__Short problem__:
Below are records to repeat exactly. Omit the pictures from the copy.

(Lines of data)
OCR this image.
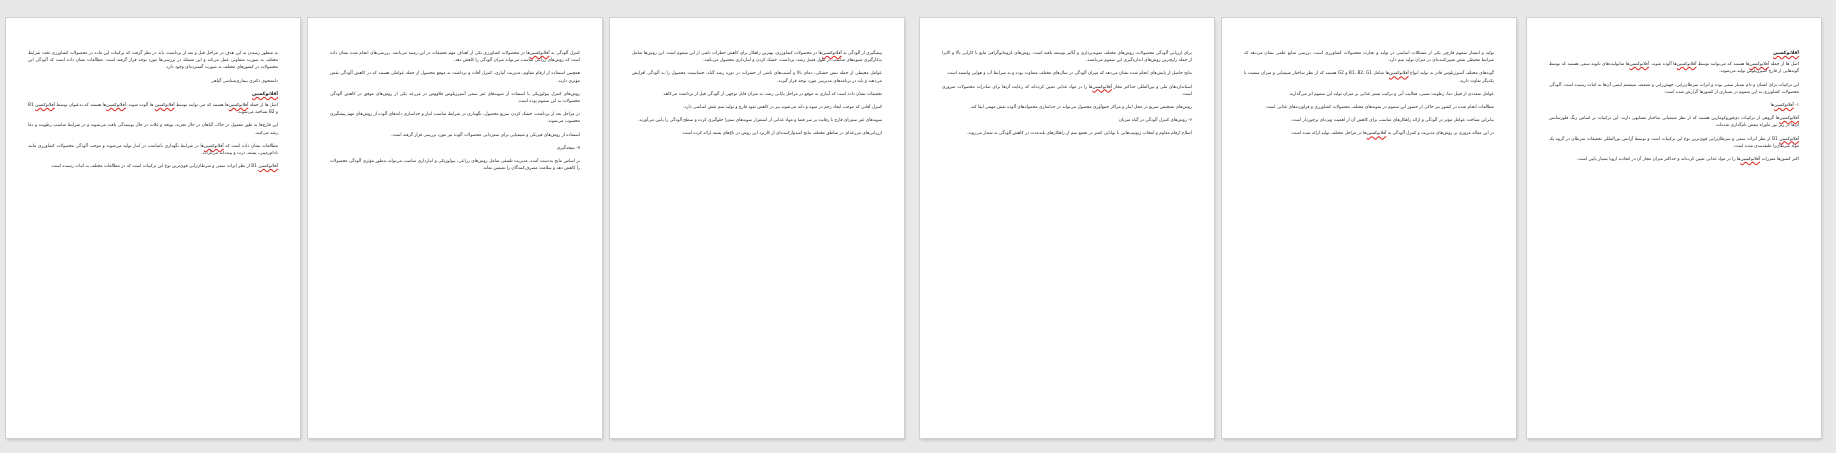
به منظور رسیدن به این هدف در مراحل قبل و بعد از برداشت، باید در نظر گرفت که ترکیبات این ماده در محصولات کشاورزی تحت شرایط مختلف به صورت متفاوتی عمل می‌کند و این مسئله در بررسی‌ها مورد توجه قرار گرفته است. مطالعات نشان داده است که آلودگی این محصولات در کشورهای مختلف به صورت گسترده‌ای وجود دارد.

دانشجوی دکتری بیماری‌شناسی گیاهی

آفلاتوکسین

اصل ها از جمله آفلاتوکسین‌ها هستند که می توانند توسط آفلاتوکسین ها آلوده شوند. آفلاتوکسین‌ها هستند که به‌عنوان توسط آفلاتوکسین B1 و B2 شناخته می‌شوند.

این قارچ‌ها به طور معمول در خاک، گیاهان در حال تجزیه، یونجه و غلات در حال پوسیدگی یافت می‌شوند و در شرایط مناسب رطوبت و دما رشد می‌کنند.

مطالعات نشان داده است که آفلاتوکسین‌ها در شرایط نگهداری نامناسب در انبار تولید می‌شوند و موجب آلودگی محصولات کشاورزی مانند بادام‌زمینی، پسته، ذرت و پنبه‌دانه می‌گردند.

آفلاتوکسین B1 از نظر اثرات سمی و سرطان‌زایی قوی‌ترین نوع این ترکیبات است که در مطالعات مختلف به اثبات رسیده است.

کنترل آلودگی به آفلاتوکسین‌ها در محصولات کشاورزی یکی از اهداف مهم تحقیقات در این زمینه می‌باشد. بررسی‌های انجام شده نشان داده است که روش‌های زراعی مناسب می‌تواند میزان آلودگی را کاهش دهد.

همچنین استفاده از ارقام مقاوم، مدیریت آبیاری، کنترل آفات و برداشت به موقع محصول از جمله عواملی هستند که در کاهش آلودگی نقش مؤثری دارند.

روش‌های کنترل بیولوژیکی با استفاده از سویه‌های غیر سمی آسپرژیلوس فلاووس در مزرعه یکی از روش‌های موفق در کاهش آلودگی محصولات به این سموم بوده است.

در مراحل بعد از برداشت، خشک کردن سریع محصول، نگهداری در شرایط مناسب انبار و جداسازی دانه‌های آلوده از روش‌های مهم پیشگیری محسوب می‌شوند.

استفاده از روش‌های فیزیکی و شیمیایی برای سم‌زدایی محصولات آلوده نیز مورد بررسی قرار گرفته است.

۷- نتیجه‌گیری

بر اساس نتایج به‌دست آمده، مدیریت تلفیقی شامل روش‌های زراعی، بیولوژیکی و انبارداری مناسب می‌تواند به‌طور مؤثری آلودگی محصولات را کاهش دهد و سلامت مصرف‌کنندگان را تضمین نماید.

پیشگیری از آلودگی به آفلاتوکسین‌ها در محصولات کشاورزی، بهترین راهکار برای کاهش خطرات ناشی از این سموم است. این روش‌ها شامل به‌کارگیری شیوه‌های مناسب در طول فصل رشد، برداشت، خشک کردن و انبارداری محصول می‌باشد.

عوامل محیطی از جمله تنش خشکی، دمای بالا و آسیب‌های ناشی از حشرات در دوره رشد گیاه، حساسیت محصول را به آلودگی افزایش می‌دهند و باید در برنامه‌های مدیریتی مورد توجه قرار گیرند.

تحقیقات نشان داده است که آبیاری به موقع در مراحل پایانی رشد، به میزان قابل توجهی از آلودگی قبل از برداشت می‌کاهد.

کنترل آفاتی که موجب ایجاد زخم در میوه و دانه می‌شوند نیز در کاهش نفوذ قارچ و تولید سم نقش اساسی دارد.

سویه‌های غیر سم‌زای قارچ با رقابت بر سر فضا و مواد غذایی از استقرار سویه‌های سم‌زا جلوگیری کرده و سطح آلودگی را پایین می‌آورند.

ارزیابی‌های مزرعه‌ای در مناطق مختلف نتایج امیدوارکننده‌ای از کاربرد این روش در باغ‌های پسته ارائه کرده است.

برای ارزیابی آلودگی محصولات، روش‌های مختلف نمونه‌برداری و آنالیز توسعه یافته است. روش‌های کروماتوگرافی مایع با کارایی بالا و الایزا از جمله رایج‌ترین روش‌های اندازه‌گیری این سموم می‌باشند.

نتایج حاصل از پایش‌های انجام شده نشان می‌دهد که میزان آلودگی در سال‌های مختلف متفاوت بوده و به شرایط آب و هوایی وابسته است.

استانداردهای ملی و بین‌المللی حداکثر مجاز آفلاتوکسین‌ها را در مواد غذایی تعیین کرده‌اند که رعایت آن‌ها برای صادرات محصولات ضروری است.

روش‌های تشخیص سریع در محل انبار و مراکز جمع‌آوری محصول می‌تواند در جداسازی محموله‌های آلوده نقش مهمی ایفا کند.

۶- روش‌های کنترل آلودگی در گیاه میزبان

اصلاح ارقام مقاوم و انتخاب ژنوتیپ‌هایی با توانایی کمتر در تجمع سم از راهکارهای بلندمدت در کاهش آلودگی به شمار می‌روند.

تولید و انتشار سموم قارچی یکی از مشکلات اساسی در تولید و تجارت محصولات کشاورزی است. بررسی منابع علمی نشان می‌دهد که شرایط محیطی نقش تعیین‌کننده‌ای در میزان تولید سم دارد.

گونه‌های مختلف آسپرژیلوس قادر به تولید انواع آفلاتوکسین‌ها شامل B1، B2، G1 و G2 هستند که از نظر ساختار شیمیایی و میزان سمیت با یکدیگر تفاوت دارند.

عوامل متعددی از قبیل دما، رطوبت نسبی، فعالیت آبی و ترکیب بستر غذایی بر میزان تولید این سموم اثر می‌گذارند.

مطالعات انجام شده در کشور نیز حاکی از حضور این سموم در نمونه‌های مختلف محصولات کشاورزی و فراورده‌های غذایی است.

بنابراین شناخت عوامل مؤثر در آلودگی و ارائه راهکارهای مناسب برای کاهش آن از اهمیت ویژه‌ای برخوردار است.

در این مقاله مروری بر روش‌های مدیریت و کنترل آلودگی به آفلاتوکسین‌ها در مراحل مختلف تولید ارائه شده است.

آفلاتوکسین

اصل ها از جمله آفلاتوکسین‌ها هستند که می‌توانند توسط آفلاتوکسین‌ها آلوده شوند. آفلاتوکسین‌ها متابولیت‌های ثانویه سمی هستند که توسط گونه‌هایی از قارچ آسپرژیلوس تولید می‌شوند.

این ترکیبات برای انسان و دام بسیار سمی بوده و اثرات سرطان‌زایی، جهش‌زایی و تضعیف سیستم ایمنی آن‌ها به اثبات رسیده است. آلودگی محصولات کشاورزی به این سموم در بسیاری از کشورها گزارش شده است.

۱- آفلاتوکسین‌ها

آفلاتوکسین‌ها گروهی از ترکیبات دی‌فوروکومارین هستند که از نظر شیمیایی ساختار مشابهی دارند. این ترکیبات بر اساس رنگ فلورسانس آن‌ها در زیر نور ماوراء بنفش نام‌گذاری شده‌اند.

آفلاتوکسین B1 از نظر اثرات سمی و سرطان‌زایی قوی‌ترین نوع این ترکیبات است و توسط آژانس بین‌المللی تحقیقات سرطان در گروه یک مواد سرطان‌زا طبقه‌بندی شده است.

اکثر کشورها مقررات آفلاتوکسین‌ها را در مواد غذایی تعیین کرده‌اند و حداکثر میزان مجاز آن در اتحادیه اروپا بسیار پایین است.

__Output of the exercise__:
OCR this image.
به منظور رسیدن به این هدف در مراحل قبل و بعد از برداشت، باید در نظر گرفت که ترکیبات این ماده در محصولات کشاورزی تحت شرایط مختلف به صورت متفاوتی عمل می‌کند و این مسئله در بررسی‌ها مورد توجه قرار گرفته است. مطالعات نشان داده است که آلودگی این محصولات در کشورهای مختلف به صورت گسترده‌ای وجود دارد.

دانشجوی دکتری بیماری‌شناسی گیاهی

آفلاتوکسین

اصل ها از جمله آفلاتوکسین‌ها هستند که می توانند توسط آفلاتوکسین ها آلوده شوند. آفلاتوکسین‌ها هستند که به‌عنوان توسط آفلاتوکسین B1 و B2 شناخته می‌شوند.

این قارچ‌ها به طور معمول در خاک، گیاهان در حال تجزیه، یونجه و غلات در حال پوسیدگی یافت می‌شوند و در شرایط مناسب رطوبت و دما رشد می‌کنند.

مطالعات نشان داده است که آفلاتوکسین‌ها در شرایط نگهداری نامناسب در انبار تولید می‌شوند و موجب آلودگی محصولات کشاورزی مانند بادام‌زمینی، پسته، ذرت و پنبه‌دانه می‌گردند.

آفلاتوکسین B1 از نظر اثرات سمی و سرطان‌زایی قوی‌ترین نوع این ترکیبات است که در مطالعات مختلف به اثبات رسیده است.

کنترل آلودگی به آفلاتوکسین‌ها در محصولات کشاورزی یکی از اهداف مهم تحقیقات در این زمینه می‌باشد. بررسی‌های انجام شده نشان داده است که روش‌های زراعی مناسب می‌تواند میزان آلودگی را کاهش دهد.

همچنین استفاده از ارقام مقاوم، مدیریت آبیاری، کنترل آفات و برداشت به موقع محصول از جمله عواملی هستند که در کاهش آلودگی نقش مؤثری دارند.

روش‌های کنترل بیولوژیکی با استفاده از سویه‌های غیر سمی آسپرژیلوس فلاووس در مزرعه یکی از روش‌های موفق در کاهش آلودگی محصولات به این سموم بوده است.

در مراحل بعد از برداشت، خشک کردن سریع محصول، نگهداری در شرایط مناسب انبار و جداسازی دانه‌های آلوده از روش‌های مهم پیشگیری محسوب می‌شوند.

استفاده از روش‌های فیزیکی و شیمیایی برای سم‌زدایی محصولات آلوده نیز مورد بررسی قرار گرفته است.

۷- نتیجه‌گیری

بر اساس نتایج به‌دست آمده، مدیریت تلفیقی شامل روش‌های زراعی، بیولوژیکی و انبارداری مناسب می‌تواند به‌طور مؤثری آلودگی محصولات را کاهش دهد و سلامت مصرف‌کنندگان را تضمین نماید.

پیشگیری از آلودگی به آفلاتوکسین‌ها در محصولات کشاورزی، بهترین راهکار برای کاهش خطرات ناشی از این سموم است. این روش‌ها شامل به‌کارگیری شیوه‌های مناسب در طول فصل رشد، برداشت، خشک کردن و انبارداری محصول می‌باشد.

عوامل محیطی از جمله تنش خشکی، دمای بالا و آسیب‌های ناشی از حشرات در دوره رشد گیاه، حساسیت محصول را به آلودگی افزایش می‌دهند و باید در برنامه‌های مدیریتی مورد توجه قرار گیرند.

تحقیقات نشان داده است که آبیاری به موقع در مراحل پایانی رشد، به میزان قابل توجهی از آلودگی قبل از برداشت می‌کاهد.

کنترل آفاتی که موجب ایجاد زخم در میوه و دانه می‌شوند نیز در کاهش نفوذ قارچ و تولید سم نقش اساسی دارد.

سویه‌های غیر سم‌زای قارچ با رقابت بر سر فضا و مواد غذایی از استقرار سویه‌های سم‌زا جلوگیری کرده و سطح آلودگی را پایین می‌آورند.

ارزیابی‌های مزرعه‌ای در مناطق مختلف نتایج امیدوارکننده‌ای از کاربرد این روش در باغ‌های پسته ارائه کرده است.

برای ارزیابی آلودگی محصولات، روش‌های مختلف نمونه‌برداری و آنالیز توسعه یافته است. روش‌های کروماتوگرافی مایع با کارایی بالا و الایزا از جمله رایج‌ترین روش‌های اندازه‌گیری این سموم می‌باشند.

نتایج حاصل از پایش‌های انجام شده نشان می‌دهد که میزان آلودگی در سال‌های مختلف متفاوت بوده و به شرایط آب و هوایی وابسته است.

استانداردهای ملی و بین‌المللی حداکثر مجاز آفلاتوکسین‌ها را در مواد غذایی تعیین کرده‌اند که رعایت آن‌ها برای صادرات محصولات ضروری است.

روش‌های تشخیص سریع در محل انبار و مراکز جمع‌آوری محصول می‌تواند در جداسازی محموله‌های آلوده نقش مهمی ایفا کند.

۶- روش‌های کنترل آلودگی در گیاه میزبان

اصلاح ارقام مقاوم و انتخاب ژنوتیپ‌هایی با توانایی کمتر در تجمع سم از راهکارهای بلندمدت در کاهش آلودگی به شمار می‌روند.

تولید و انتشار سموم قارچی یکی از مشکلات اساسی در تولید و تجارت محصولات کشاورزی است. بررسی منابع علمی نشان می‌دهد که شرایط محیطی نقش تعیین‌کننده‌ای در میزان تولید سم دارد.

گونه‌های مختلف آسپرژیلوس قادر به تولید انواع آفلاتوکسین‌ها شامل B1، B2، G1 و G2 هستند که از نظر ساختار شیمیایی و میزان سمیت با یکدیگر تفاوت دارند.

عوامل متعددی از قبیل دما، رطوبت نسبی، فعالیت آبی و ترکیب بستر غذایی بر میزان تولید این سموم اثر می‌گذارند.

مطالعات انجام شده در کشور نیز حاکی از حضور این سموم در نمونه‌های مختلف محصولات کشاورزی و فراورده‌های غذایی است.

بنابراین شناخت عوامل مؤثر در آلودگی و ارائه راهکارهای مناسب برای کاهش آن از اهمیت ویژه‌ای برخوردار است.

در این مقاله مروری بر روش‌های مدیریت و کنترل آلودگی به آفلاتوکسین‌ها در مراحل مختلف تولید ارائه شده است.

آفلاتوکسین

اصل ها از جمله آفلاتوکسین‌ها هستند که می‌توانند توسط آفلاتوکسین‌ها آلوده شوند. آفلاتوکسین‌ها متابولیت‌های ثانویه سمی هستند که توسط گونه‌هایی از قارچ آسپرژیلوس تولید می‌شوند.

این ترکیبات برای انسان و دام بسیار سمی بوده و اثرات سرطان‌زایی، جهش‌زایی و تضعیف سیستم ایمنی آن‌ها به اثبات رسیده است. آلودگی محصولات کشاورزی به این سموم در بسیاری از کشورها گزارش شده است.

۱- آفلاتوکسین‌ها

آفلاتوکسین‌ها گروهی از ترکیبات دی‌فوروکومارین هستند که از نظر شیمیایی ساختار مشابهی دارند. این ترکیبات بر اساس رنگ فلورسانس آن‌ها در زیر نور ماوراء بنفش نام‌گذاری شده‌اند.

آفلاتوکسین B1 از نظر اثرات سمی و سرطان‌زایی قوی‌ترین نوع این ترکیبات است و توسط آژانس بین‌المللی تحقیقات سرطان در گروه یک مواد سرطان‌زا طبقه‌بندی شده است.

اکثر کشورها مقررات آفلاتوکسین‌ها را در مواد غذایی تعیین کرده‌اند و حداکثر میزان مجاز آن در اتحادیه اروپا بسیار پایین است.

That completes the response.